Go through the material below and copy all lines with "faut".

◆ ◆ ◆ ◆ ◆ ◆ ◆

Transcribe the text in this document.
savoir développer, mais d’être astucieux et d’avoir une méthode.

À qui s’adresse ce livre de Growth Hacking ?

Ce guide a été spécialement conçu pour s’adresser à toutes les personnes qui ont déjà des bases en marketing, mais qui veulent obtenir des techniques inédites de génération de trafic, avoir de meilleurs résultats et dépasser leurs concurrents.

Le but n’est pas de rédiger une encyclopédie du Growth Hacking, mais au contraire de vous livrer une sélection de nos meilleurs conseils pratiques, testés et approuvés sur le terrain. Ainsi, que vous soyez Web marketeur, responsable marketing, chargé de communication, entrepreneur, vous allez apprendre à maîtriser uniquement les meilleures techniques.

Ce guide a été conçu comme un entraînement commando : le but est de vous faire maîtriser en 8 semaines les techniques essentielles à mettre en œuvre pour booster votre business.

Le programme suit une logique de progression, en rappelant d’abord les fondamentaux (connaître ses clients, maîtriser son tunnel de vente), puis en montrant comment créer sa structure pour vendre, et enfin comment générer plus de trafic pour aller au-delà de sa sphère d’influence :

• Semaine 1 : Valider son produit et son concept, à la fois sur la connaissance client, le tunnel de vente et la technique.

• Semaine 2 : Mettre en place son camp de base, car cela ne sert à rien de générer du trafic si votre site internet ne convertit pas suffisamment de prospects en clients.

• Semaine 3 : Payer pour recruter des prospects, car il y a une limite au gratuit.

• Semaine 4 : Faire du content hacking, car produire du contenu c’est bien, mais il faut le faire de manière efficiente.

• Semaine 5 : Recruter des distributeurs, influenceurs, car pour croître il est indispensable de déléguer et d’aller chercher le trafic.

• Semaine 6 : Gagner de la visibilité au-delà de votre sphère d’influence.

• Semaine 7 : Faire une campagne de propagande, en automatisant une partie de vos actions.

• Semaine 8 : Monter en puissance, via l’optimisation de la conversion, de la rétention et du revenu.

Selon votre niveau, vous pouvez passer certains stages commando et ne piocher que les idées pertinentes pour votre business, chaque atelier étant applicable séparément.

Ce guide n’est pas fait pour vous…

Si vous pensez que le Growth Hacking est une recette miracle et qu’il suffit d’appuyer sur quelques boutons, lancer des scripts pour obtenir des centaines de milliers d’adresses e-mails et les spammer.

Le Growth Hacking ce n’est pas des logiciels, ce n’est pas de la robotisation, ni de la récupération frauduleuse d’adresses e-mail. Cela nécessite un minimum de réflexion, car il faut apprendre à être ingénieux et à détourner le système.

◆ ◆ ◆ ◆ ◆ ◆ ◆

§ **Solution to this task**
• Semaine 4 : Faire du content hacking, car produire du contenu c’est bien, mais il faut le faire de manière efficiente.
Le Growth Hacking ce n’est pas des logiciels, ce n’est pas de la robotisation, ni de la récupération frauduleuse d’adresses e-mail. Cela nécessite un minimum de réflexion, car il faut apprendre à être ingénieux et à détourner le système.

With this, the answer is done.